**Prompt A**
Quote the Mardakert clashes article word for word, starting at "- 2010 Mardakert" and ending at "dead (Armenian claim)".

**Extract**
::::

- 2010 Mardakert clashes: Part of Nagorno-Karabakh conflict
| Date | 18–19 June; 1 September 2010 |
| Location | In and around Nagorno-Karabakh: Chayli, Mardakert Rayon; Fuzuli District; Jraberd, Mardakert Rayon; |

Belligerents
- Nagorno-Karabakh Armenia: Azerbaijan

Strength
- Unknown: Unknown

Casualties and losses
- June: 4 dead, 4 wounded September: 1 wounded (per Armenian) 3 dead (Azerbaijani claim): June: 1 dead September: 1 dead (per Azerbaijani) 2 dead (Armenian claim)

= 2010 Mardakert clashes =

Series of violations of the First Nagorno-Karabakh War ceasefire

The 2010 Mardakert clashes were a series of violations of the First Nagorno-Karabakh War ceasefire. They took place across the line of contact dividing Azerbaijan and the ethnic Armenian military forces of the unrecognized but de facto independent Nagorno-Karabakh Republic. Both sides accused the other of violating the ceasefire regime. These were the worst violations of the cease fire (which has been in place since 1994) in two years and left Armenian forces with the heaviest casualties since the Mardakert clashes of March 2008.

==June incident==
The incident occurred near the village of Chayli, located in the province of Mardakert/Tartar in Nagorno-Karabakh on June 18–19. According to the Defense Ministry of the Nagorno-Karabakh Republic, Armenian forces along the line of contact came under surprise attack by a 20-man Azerbaijani reconnaissance or sabotage unit at about 11:30 PM on June 18. The Azeri forces killed four Armenian soldiers and an Azerbaijani warrant officer were killed, and four Armenians were wounded, one critically. According to the NKR Defense Ministry, the body of Azerbaijani Warrant Officer Mubariz Ibrahimov was left on the Armenian side of the contact line, as the rest of his unit retreated. Armenian forces retaliated the next day by launching an attack near Fizuli on June 20–21, killing one Azerbaijani serviceman. Azerbaijani forces claimed to have repelled the attack and inflicted further casualties on the Armenians.

===Military analysis===
Richard Giragosian, the director of the Armenian Center for National and International Studies and a former defense analyst for Jane's, described the intrusion as "either a test on Armenian response or a sign of lack of command and discipline in the Azerbaijani military." He described it as "more professional and more deadly than previous such incursions" and had been planned days in advance. The fact that the attack began with an Azerbaijani sniper inflicting a fatal head wound on an Armenian soldier was further evidence of this, he said.

==Reaction==
===Armenia===
President of Armenia Serzh Sargsyan called the skirmish an "Azeri provocation," which took place hours after he had met his counterpart, Ilham Aliyev for peace talks regarding the resolution of the Nagorno-Karabakh conflict.

::::

Bounding box annotations:
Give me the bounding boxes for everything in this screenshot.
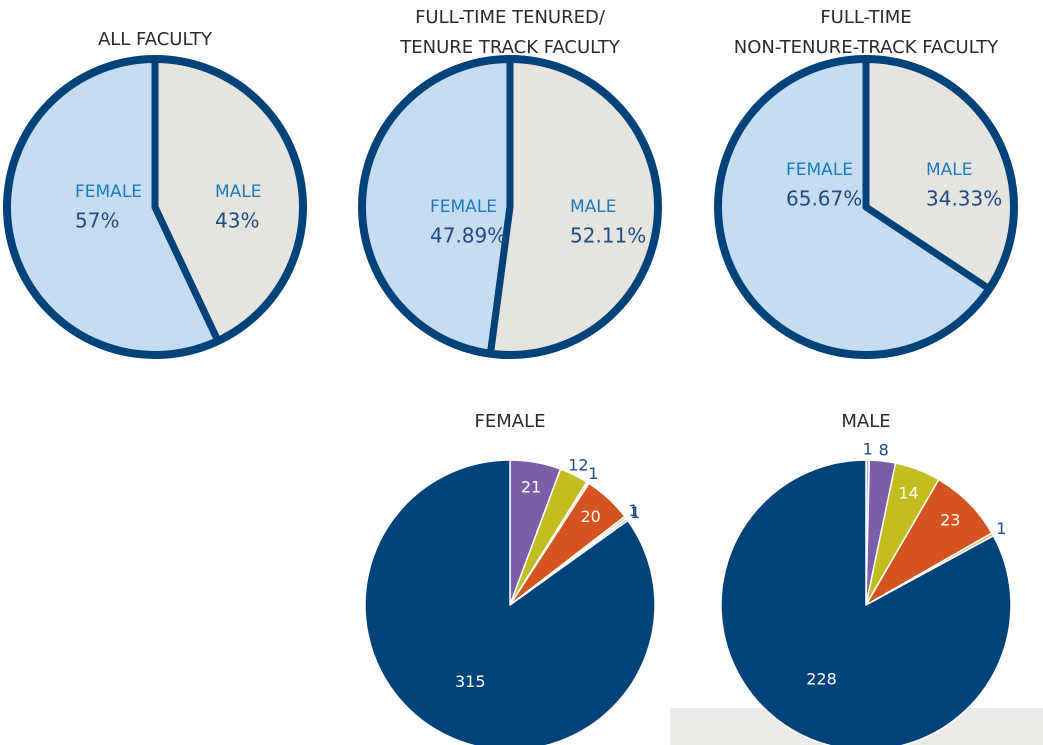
pie-outline (714, 55, 1018, 359)
slice-value-label: 14 (898, 483, 918, 502)
pie-slice (720, 459, 1012, 745)
slice-category: FEMALE (430, 197, 497, 217)
slice-value-label: 21 (521, 477, 541, 496)
chart-title: FEMALE (475, 411, 546, 432)
slice-value-label: 12 (568, 455, 588, 474)
slice-category: FEMALE (75, 182, 142, 202)
pie-outline (3, 55, 307, 359)
slice-value-label: 47.89% (430, 224, 506, 248)
slice-value-label: 1 (629, 501, 639, 520)
slice-value-label: 57% (75, 209, 119, 233)
pie-slice (364, 459, 656, 745)
slice-value-label: 23 (940, 511, 960, 530)
slice-value-label: 1 (588, 464, 598, 483)
slice-value-label: 1 (996, 519, 1006, 538)
slice-category: MALE (926, 160, 973, 180)
slice-value-label: 8 (879, 441, 889, 460)
slice-category: FEMALE (786, 160, 853, 180)
slice-value-label: 65.67% (786, 187, 862, 211)
chart-title: FULL-TIME TENURED/ (415, 7, 606, 28)
slice-value-label: 1 (630, 503, 640, 522)
slice-category: MALE (570, 197, 617, 217)
slice-value-label: 34.33% (926, 187, 1002, 211)
pie-outline (358, 55, 662, 359)
chart-title: MALE (841, 411, 890, 432)
chart-title: TENURE TRACK FACULTY (399, 37, 620, 58)
chart-title: NON-TENURE-TRACK FACULTY (734, 37, 1000, 58)
slice-value-label: 52.11% (570, 224, 646, 248)
slice-value-label: 1 (863, 440, 873, 459)
slice-value-label: 315 (455, 672, 486, 691)
slice-value-label: 20 (580, 507, 600, 526)
chart-title: FULL-TIME (820, 7, 911, 28)
slice-value-label: 43% (215, 209, 259, 233)
slice-value-label: 228 (806, 669, 837, 688)
chart-title: ALL FACULTY (98, 29, 213, 50)
slice-category: MALE (215, 182, 262, 202)
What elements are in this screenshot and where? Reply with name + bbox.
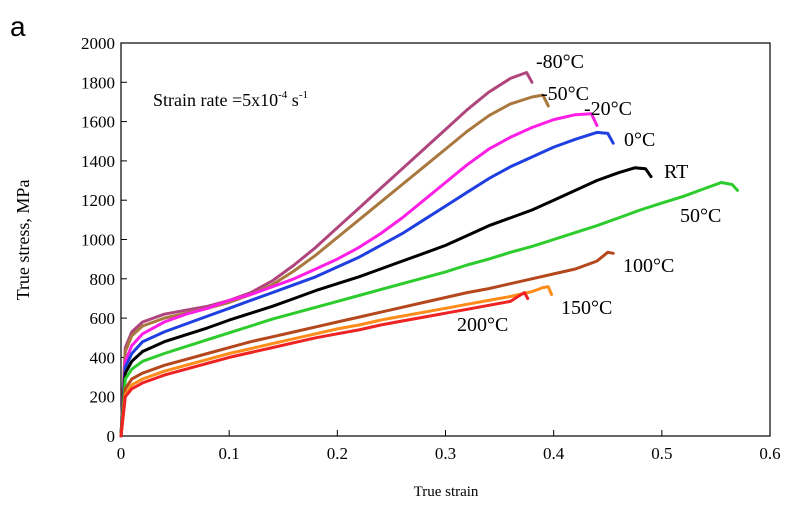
x-tick-label: 0.3	[435, 444, 456, 463]
panel-label: a	[10, 11, 26, 42]
series-label: 100°C	[623, 255, 674, 277]
series-line	[119, 71, 534, 438]
series-line	[119, 250, 615, 438]
x-tick-label: 0.1	[219, 444, 240, 463]
series-line	[119, 130, 615, 438]
series-line	[119, 93, 550, 438]
series-label: 0°C	[624, 129, 655, 151]
y-tick-label: 0	[107, 427, 116, 446]
series-label: 200°C	[457, 314, 508, 336]
y-tick-label: 600	[90, 309, 116, 328]
series-line	[119, 291, 530, 438]
series-line	[119, 181, 739, 438]
series-line	[119, 112, 599, 438]
series-label: RT	[664, 161, 688, 183]
series-labels: -80°C -50°C-20°C 0°C RT 50°C 100°C 150°C 200°C	[457, 51, 721, 336]
x-axis-title: True strain	[414, 484, 479, 500]
annotation-exponent-1: -4	[278, 89, 288, 101]
y-tick-label: 1000	[81, 231, 115, 250]
y-axis-ticks: 0 200 400 600 800 1000 1200 1400 1600 1800 2000	[81, 34, 127, 446]
y-tick-label: 1200	[81, 191, 115, 210]
y-tick-label: 200	[90, 388, 116, 407]
series-label: -50°C	[541, 83, 589, 105]
y-tick-label: 400	[90, 348, 116, 367]
y-axis-title: True stress, MPa	[13, 180, 33, 301]
x-tick-label: 0	[117, 444, 126, 463]
series-label: 50°C	[680, 205, 721, 227]
annotation-mid: s	[287, 90, 299, 110]
annotation-exponent-2: -1	[299, 89, 308, 101]
y-tick-label: 800	[90, 270, 116, 289]
x-tick-label: 0.6	[759, 444, 780, 463]
y-tick-label: 1400	[81, 152, 115, 171]
y-tick-label: 2000	[81, 34, 115, 53]
x-tick-label: 0.4	[543, 444, 565, 463]
series-lines	[119, 71, 739, 438]
x-tick-label: 0.2	[327, 444, 348, 463]
annotation-prefix: Strain rate =5x10	[153, 90, 278, 110]
series-line	[119, 166, 653, 438]
x-axis-ticks: 0 0.1 0.2 0.3 0.4 0.5 0.6	[117, 430, 781, 463]
x-tick-label: 0.5	[651, 444, 672, 463]
series-label: 150°C	[561, 297, 612, 319]
series-line	[119, 285, 553, 438]
series-label: -80°C	[536, 51, 584, 73]
y-tick-label: 1600	[81, 113, 115, 132]
y-tick-label: 1800	[81, 73, 115, 92]
series-label: -20°C	[584, 98, 632, 120]
strain-rate-annotation: Strain rate =5x10-4 s-1	[153, 89, 308, 110]
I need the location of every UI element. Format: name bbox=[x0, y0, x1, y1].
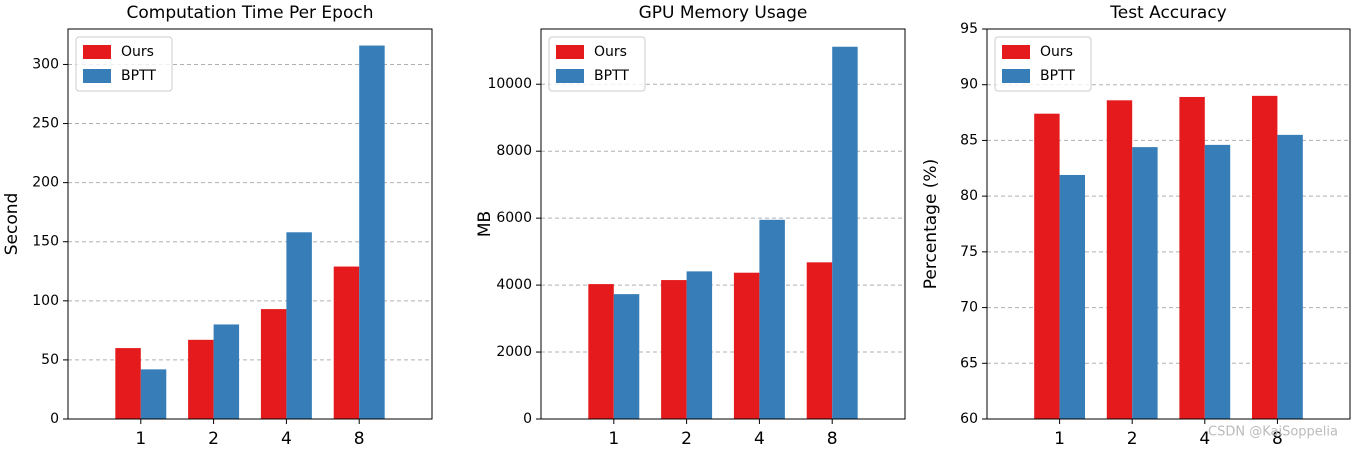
bar bbox=[188, 339, 214, 419]
x-tick-label: 1 bbox=[135, 429, 146, 449]
bar bbox=[613, 294, 640, 419]
y-tick-label: 90 bbox=[960, 77, 978, 93]
legend-label: BPTT bbox=[594, 68, 629, 84]
legend-label: BPTT bbox=[1040, 68, 1075, 84]
bar bbox=[1277, 134, 1303, 419]
bar bbox=[1059, 174, 1086, 419]
axes-frame bbox=[67, 28, 433, 420]
y-tick-label: 50 bbox=[41, 352, 59, 368]
y-tick-label: 8000 bbox=[496, 143, 532, 159]
y-tick-label: 65 bbox=[960, 355, 978, 371]
watermark: CSDN @KaiSoppelia bbox=[1208, 425, 1338, 440]
bar bbox=[1106, 100, 1133, 420]
y-tick-label: 2000 bbox=[496, 344, 532, 360]
y-tick-label: 75 bbox=[960, 244, 978, 260]
x-tick-label: 1 bbox=[608, 429, 619, 449]
legend-swatch bbox=[1002, 45, 1030, 59]
bar bbox=[359, 45, 385, 419]
bar bbox=[1179, 96, 1205, 419]
legend-swatch bbox=[83, 45, 111, 59]
chart-title: GPU Memory Usage bbox=[639, 3, 808, 23]
axes-frame bbox=[540, 28, 906, 420]
axes-frame bbox=[986, 28, 1351, 420]
bar bbox=[115, 348, 141, 419]
bar bbox=[286, 232, 312, 419]
x-tick-label: 2 bbox=[208, 429, 219, 449]
x-tick-label: 2 bbox=[1127, 429, 1138, 449]
legend-label: BPTT bbox=[121, 68, 156, 84]
bar bbox=[1132, 147, 1158, 419]
x-tick-label: 8 bbox=[354, 429, 365, 449]
legend-swatch bbox=[83, 69, 111, 83]
y-tick-label: 100 bbox=[32, 293, 59, 309]
bar bbox=[213, 324, 240, 419]
y-axis-label: Percentage (%) bbox=[921, 159, 941, 289]
bar bbox=[733, 272, 760, 419]
y-tick-label: 85 bbox=[960, 132, 978, 148]
y-tick-label: 200 bbox=[32, 175, 59, 191]
legend-swatch bbox=[556, 69, 584, 83]
y-axis-label: Second bbox=[2, 193, 22, 256]
x-tick-label: 8 bbox=[827, 429, 838, 449]
bar bbox=[1204, 144, 1231, 419]
x-tick-label: 1 bbox=[1054, 429, 1065, 449]
bar bbox=[588, 284, 614, 419]
bar bbox=[832, 46, 858, 419]
x-tick-label: 8 bbox=[1272, 429, 1283, 449]
x-tick-label: 2 bbox=[681, 429, 692, 449]
y-tick-label: 70 bbox=[960, 300, 978, 316]
legend-label: Ours bbox=[121, 44, 154, 60]
legend-swatch bbox=[556, 45, 584, 59]
y-tick-label: 4000 bbox=[496, 277, 532, 293]
legend-label: Ours bbox=[594, 44, 627, 60]
y-tick-label: 10000 bbox=[487, 76, 532, 92]
bar bbox=[759, 219, 785, 419]
bar bbox=[1034, 113, 1060, 419]
bar bbox=[686, 271, 713, 419]
x-tick-label: 4 bbox=[281, 429, 292, 449]
y-tick-label: 300 bbox=[32, 56, 59, 72]
y-tick-label: 6000 bbox=[496, 210, 532, 226]
y-tick-label: 95 bbox=[960, 21, 978, 37]
legend-label: Ours bbox=[1040, 44, 1073, 60]
bar bbox=[661, 280, 687, 419]
bar bbox=[260, 309, 287, 419]
x-tick-label: 4 bbox=[754, 429, 765, 449]
bar bbox=[806, 262, 833, 419]
chart-title: Test Accuracy bbox=[1109, 3, 1227, 23]
bar bbox=[140, 369, 167, 419]
x-tick-label: 4 bbox=[1199, 429, 1210, 449]
bar bbox=[333, 266, 360, 419]
chart-title: Computation Time Per Epoch bbox=[126, 3, 373, 23]
y-tick-label: 60 bbox=[960, 411, 978, 427]
y-tick-label: 80 bbox=[960, 188, 978, 204]
y-tick-label: 0 bbox=[50, 411, 59, 427]
y-axis-label: MB bbox=[475, 211, 495, 237]
bar bbox=[1251, 95, 1278, 419]
legend-swatch bbox=[1002, 69, 1030, 83]
y-tick-label: 150 bbox=[32, 234, 59, 250]
y-tick-label: 0 bbox=[523, 411, 532, 427]
y-tick-label: 250 bbox=[32, 116, 59, 132]
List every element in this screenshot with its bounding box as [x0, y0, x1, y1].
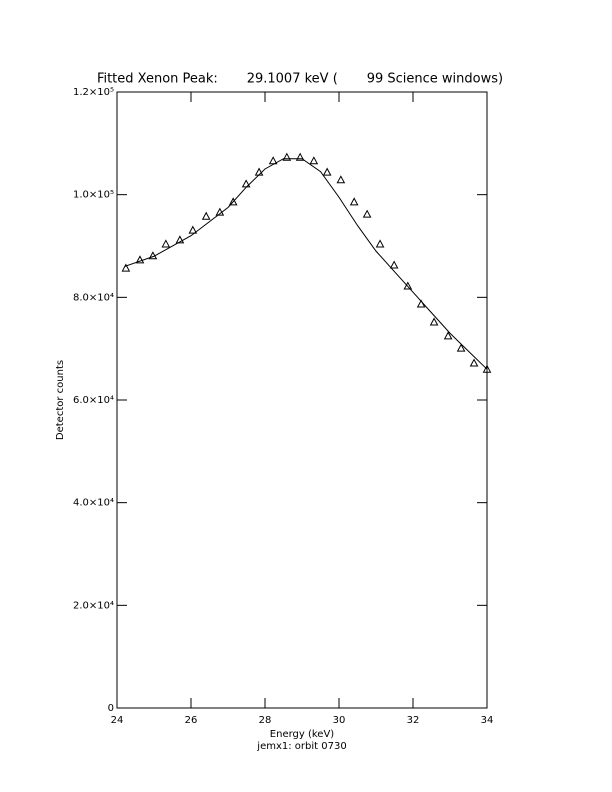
y-tick-label: 1.2×10⁵: [73, 87, 114, 98]
marker: [349, 197, 359, 206]
x-tick-label: 34: [481, 715, 494, 726]
y-axis-label: Detector counts: [55, 360, 66, 440]
fit-line: [124, 158, 488, 370]
chart-title: Fitted Xenon Peak: 29.1007 keV ( 99 Scie…: [97, 72, 503, 87]
marker: [268, 156, 278, 165]
marker: [201, 211, 211, 220]
x-tick-label: 26: [185, 715, 198, 726]
x-tick-label: 28: [259, 715, 272, 726]
marker: [309, 156, 319, 165]
marker: [135, 255, 145, 264]
y-tick-label: 8.0×10⁴: [73, 292, 114, 303]
marker: [362, 209, 372, 218]
marker: [175, 235, 185, 244]
y-tick-label: 4.0×10⁴: [73, 498, 114, 509]
x-tick-label: 32: [407, 715, 420, 726]
marker: [282, 152, 292, 161]
marker: [228, 197, 238, 206]
marker: [443, 331, 453, 340]
y-tick-label: 1.0×10⁵: [73, 190, 114, 201]
x-tick-label: 30: [333, 715, 346, 726]
marker: [188, 225, 198, 234]
marker: [429, 317, 439, 326]
x-axis-label: Energy (keV): [270, 729, 335, 740]
subtitle: jemx1: orbit 0730: [256, 741, 346, 752]
marker: [121, 263, 131, 272]
y-tick-label: 0: [108, 703, 114, 714]
marker: [295, 152, 305, 161]
marker: [389, 260, 399, 269]
x-tick-label: 24: [111, 715, 124, 726]
marker: [403, 281, 413, 290]
marker: [456, 343, 466, 352]
marker: [322, 167, 332, 176]
marker: [161, 239, 171, 248]
marker: [469, 358, 479, 367]
marker: [482, 364, 492, 373]
y-tick-label: 6.0×10⁴: [73, 395, 114, 406]
y-tick-label: 2.0×10⁴: [73, 600, 114, 611]
marker: [375, 239, 385, 248]
marker: [336, 175, 346, 184]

::::

**Prompt B**
Rewrite the rows starting at the line containing "444, 456, 463]" and ending at the line containing "93, 550, 438]", renaming "series-line" to "plot-curve" and leaving everything else unchanged.

**Output A**
- 2010 Mardakert clashes: Part of Nagorno-Karabakh conflict
| Date | 18–19 June; 1 September 2010 |
| Location | In and around Nagorno-Karabakh: Chayli, Mardakert Rayon; Fuzuli District; Jraberd, Mardakert Rayon; |

Belligerents
- Nagorno-Karabakh Armenia: Azerbaijan

Strength
- Unknown: Unknown

Casualties and losses
- June: 4 dead, 4 wounded September: 1 wounded (per Armenian) 3 dead (Azerbaijani claim): June: 1 dead September: 1 dead (per Azerbaijani) 2 dead (Armenian claim)

**Output B**
x-tick-label: 0.3	[435, 444, 456, 463]
panel-label: a	[10, 11, 26, 42]
series-label: 100°C	[623, 255, 674, 277]
plot-curve	[119, 71, 534, 438]
plot-curve	[119, 250, 615, 438]
x-tick-label: 0.1	[219, 444, 240, 463]
plot-curve	[119, 130, 615, 438]
plot-curve	[119, 93, 550, 438]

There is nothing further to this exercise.